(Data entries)
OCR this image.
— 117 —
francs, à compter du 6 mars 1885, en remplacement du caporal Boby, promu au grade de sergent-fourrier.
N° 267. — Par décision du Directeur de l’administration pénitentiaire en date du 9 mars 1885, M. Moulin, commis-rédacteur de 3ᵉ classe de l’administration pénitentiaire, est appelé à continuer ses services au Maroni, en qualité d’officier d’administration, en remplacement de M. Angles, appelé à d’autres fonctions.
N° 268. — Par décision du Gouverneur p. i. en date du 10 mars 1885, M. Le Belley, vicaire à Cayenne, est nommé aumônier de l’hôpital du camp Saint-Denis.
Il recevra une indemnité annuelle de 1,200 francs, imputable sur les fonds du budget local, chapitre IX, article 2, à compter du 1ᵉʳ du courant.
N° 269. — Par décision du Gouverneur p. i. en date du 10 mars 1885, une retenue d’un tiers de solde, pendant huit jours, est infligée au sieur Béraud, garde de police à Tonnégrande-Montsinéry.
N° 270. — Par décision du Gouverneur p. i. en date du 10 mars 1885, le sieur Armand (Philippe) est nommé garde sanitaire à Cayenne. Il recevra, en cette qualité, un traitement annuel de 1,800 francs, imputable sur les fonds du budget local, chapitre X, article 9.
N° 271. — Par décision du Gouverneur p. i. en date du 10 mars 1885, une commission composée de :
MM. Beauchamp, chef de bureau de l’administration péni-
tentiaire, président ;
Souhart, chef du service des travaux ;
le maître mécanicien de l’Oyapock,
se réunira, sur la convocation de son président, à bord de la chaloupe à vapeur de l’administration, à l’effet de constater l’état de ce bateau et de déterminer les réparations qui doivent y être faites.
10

◆ **REQUIREMENTS**
Return every line of the material exactly.

◆ **SOLUTION FOR THIS TASK**
OCR this image.
— 117 —
francs, à compter du 6 mars 1885, en remplacement du caporal Boby, promu au grade de sergent-fourrier.
N° 267. — Par décision du Directeur de l’administration pénitentiaire en date du 9 mars 1885, M. Moulin, commis-rédacteur de 3ᵉ classe de l’administration pénitentiaire, est appelé à continuer ses services au Maroni, en qualité d’officier d’administration, en remplacement de M. Angles, appelé à d’autres fonctions.
N° 268. — Par décision du Gouverneur p. i. en date du 10 mars 1885, M. Le Belley, vicaire à Cayenne, est nommé aumônier de l’hôpital du camp Saint-Denis.
Il recevra une indemnité annuelle de 1,200 francs, imputable sur les fonds du budget local, chapitre IX, article 2, à compter du 1ᵉʳ du courant.
N° 269. — Par décision du Gouverneur p. i. en date du 10 mars 1885, une retenue d’un tiers de solde, pendant huit jours, est infligée au sieur Béraud, garde de police à Tonnégrande-Montsinéry.
N° 270. — Par décision du Gouverneur p. i. en date du 10 mars 1885, le sieur Armand (Philippe) est nommé garde sanitaire à Cayenne. Il recevra, en cette qualité, un traitement annuel de 1,800 francs, imputable sur les fonds du budget local, chapitre X, article 9.
N° 271. — Par décision du Gouverneur p. i. en date du 10 mars 1885, une commission composée de :
MM. Beauchamp, chef de bureau de l’administration péni-
tentiaire, président ;
Souhart, chef du service des travaux ;
le maître mécanicien de l’Oyapock,
se réunira, sur la convocation de son président, à bord de la chaloupe à vapeur de l’administration, à l’effet de constater l’état de ce bateau et de déterminer les réparations qui doivent y être faites.
10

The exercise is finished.